___ RECORD EXTRACTS

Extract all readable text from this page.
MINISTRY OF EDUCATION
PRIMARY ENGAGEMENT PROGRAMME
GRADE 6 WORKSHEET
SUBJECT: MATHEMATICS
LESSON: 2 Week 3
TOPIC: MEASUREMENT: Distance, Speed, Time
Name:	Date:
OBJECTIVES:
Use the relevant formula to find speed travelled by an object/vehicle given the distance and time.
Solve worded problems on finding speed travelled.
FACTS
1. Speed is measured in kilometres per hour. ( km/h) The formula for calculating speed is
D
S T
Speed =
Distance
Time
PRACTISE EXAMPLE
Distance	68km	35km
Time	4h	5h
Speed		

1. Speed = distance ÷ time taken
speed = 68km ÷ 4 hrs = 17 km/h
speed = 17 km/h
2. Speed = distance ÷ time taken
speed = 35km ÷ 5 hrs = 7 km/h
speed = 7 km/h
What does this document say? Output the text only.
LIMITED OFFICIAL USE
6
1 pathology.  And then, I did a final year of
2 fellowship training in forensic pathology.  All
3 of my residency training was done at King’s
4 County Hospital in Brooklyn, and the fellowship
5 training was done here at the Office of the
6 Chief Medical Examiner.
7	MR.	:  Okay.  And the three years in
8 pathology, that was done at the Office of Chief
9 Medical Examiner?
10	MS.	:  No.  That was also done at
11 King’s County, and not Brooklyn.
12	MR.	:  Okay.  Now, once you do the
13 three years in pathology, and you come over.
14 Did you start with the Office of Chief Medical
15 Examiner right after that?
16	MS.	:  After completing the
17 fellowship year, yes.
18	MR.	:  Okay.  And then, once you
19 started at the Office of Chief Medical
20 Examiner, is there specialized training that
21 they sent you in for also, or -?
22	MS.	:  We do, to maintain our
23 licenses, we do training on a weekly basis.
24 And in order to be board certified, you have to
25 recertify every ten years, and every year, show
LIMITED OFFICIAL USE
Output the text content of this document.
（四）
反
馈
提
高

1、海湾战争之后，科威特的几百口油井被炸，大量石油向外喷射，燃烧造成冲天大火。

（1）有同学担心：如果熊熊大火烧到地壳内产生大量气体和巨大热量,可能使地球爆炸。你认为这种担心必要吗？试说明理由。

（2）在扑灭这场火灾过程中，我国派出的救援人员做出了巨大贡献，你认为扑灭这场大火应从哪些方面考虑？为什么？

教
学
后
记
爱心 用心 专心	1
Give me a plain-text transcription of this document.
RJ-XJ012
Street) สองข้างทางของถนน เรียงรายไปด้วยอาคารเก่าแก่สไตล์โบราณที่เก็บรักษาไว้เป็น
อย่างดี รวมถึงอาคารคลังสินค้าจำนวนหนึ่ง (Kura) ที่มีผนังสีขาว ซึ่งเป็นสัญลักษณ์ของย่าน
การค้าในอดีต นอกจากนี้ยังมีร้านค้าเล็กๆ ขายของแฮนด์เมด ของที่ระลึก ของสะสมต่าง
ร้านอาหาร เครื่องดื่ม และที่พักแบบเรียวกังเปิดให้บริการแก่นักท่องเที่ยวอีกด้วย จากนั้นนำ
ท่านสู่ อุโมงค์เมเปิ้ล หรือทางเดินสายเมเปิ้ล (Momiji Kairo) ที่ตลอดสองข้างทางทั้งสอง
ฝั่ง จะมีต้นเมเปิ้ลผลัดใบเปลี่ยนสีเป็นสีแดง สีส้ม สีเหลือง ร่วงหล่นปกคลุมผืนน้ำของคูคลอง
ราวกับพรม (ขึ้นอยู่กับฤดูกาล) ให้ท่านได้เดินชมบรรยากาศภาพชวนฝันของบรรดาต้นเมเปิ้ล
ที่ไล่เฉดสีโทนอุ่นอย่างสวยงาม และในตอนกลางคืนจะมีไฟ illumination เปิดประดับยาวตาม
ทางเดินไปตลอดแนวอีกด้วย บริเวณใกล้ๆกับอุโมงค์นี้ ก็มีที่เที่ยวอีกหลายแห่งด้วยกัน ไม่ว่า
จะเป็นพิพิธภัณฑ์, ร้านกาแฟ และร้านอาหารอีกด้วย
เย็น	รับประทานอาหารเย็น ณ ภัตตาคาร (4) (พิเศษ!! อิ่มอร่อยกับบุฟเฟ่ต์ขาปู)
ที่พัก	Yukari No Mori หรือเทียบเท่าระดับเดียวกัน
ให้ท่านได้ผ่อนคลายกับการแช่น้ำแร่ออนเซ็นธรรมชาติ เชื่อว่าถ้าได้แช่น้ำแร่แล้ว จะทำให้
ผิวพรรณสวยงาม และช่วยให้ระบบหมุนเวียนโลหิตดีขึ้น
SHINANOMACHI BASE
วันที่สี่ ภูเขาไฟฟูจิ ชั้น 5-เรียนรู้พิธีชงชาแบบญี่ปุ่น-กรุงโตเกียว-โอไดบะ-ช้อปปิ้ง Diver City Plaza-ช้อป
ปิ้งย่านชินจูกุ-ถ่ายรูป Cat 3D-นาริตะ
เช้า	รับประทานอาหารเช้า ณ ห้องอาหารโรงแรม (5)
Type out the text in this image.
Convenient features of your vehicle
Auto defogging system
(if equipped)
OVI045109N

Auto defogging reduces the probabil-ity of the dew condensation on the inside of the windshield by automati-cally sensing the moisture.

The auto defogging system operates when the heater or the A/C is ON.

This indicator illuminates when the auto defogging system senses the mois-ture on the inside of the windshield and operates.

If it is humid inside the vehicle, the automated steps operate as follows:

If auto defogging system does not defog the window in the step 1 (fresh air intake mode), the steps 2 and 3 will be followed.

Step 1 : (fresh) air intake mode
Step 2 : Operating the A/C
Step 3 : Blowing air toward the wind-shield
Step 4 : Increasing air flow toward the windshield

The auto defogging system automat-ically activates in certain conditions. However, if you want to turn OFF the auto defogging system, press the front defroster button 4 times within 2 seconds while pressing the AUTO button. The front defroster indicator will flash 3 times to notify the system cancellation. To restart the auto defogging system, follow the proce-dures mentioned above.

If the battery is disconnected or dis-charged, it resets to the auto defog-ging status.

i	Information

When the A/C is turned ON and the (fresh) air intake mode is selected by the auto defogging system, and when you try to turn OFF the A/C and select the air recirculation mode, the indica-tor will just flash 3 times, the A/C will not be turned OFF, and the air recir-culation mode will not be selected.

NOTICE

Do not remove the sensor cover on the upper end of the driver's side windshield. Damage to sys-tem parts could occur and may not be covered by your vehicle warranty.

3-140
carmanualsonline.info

______

▶ _SHORT PROBLEM_
Return all lines containing "indicator".

▶ _EXPECTED OUTPUT_
This indicator illuminates when the auto defogging system senses the mois-ture on the inside of the windshield and operates.
The auto defogging system automat-ically activates in certain conditions. However, if you want to turn OFF the auto defogging system, press the front defroster button 4 times within 2 seconds while pressing the AUTO button. The front defroster indicator will flash 3 times to notify the system cancellation. To restart the auto defogging system, follow the proce-dures mentioned above.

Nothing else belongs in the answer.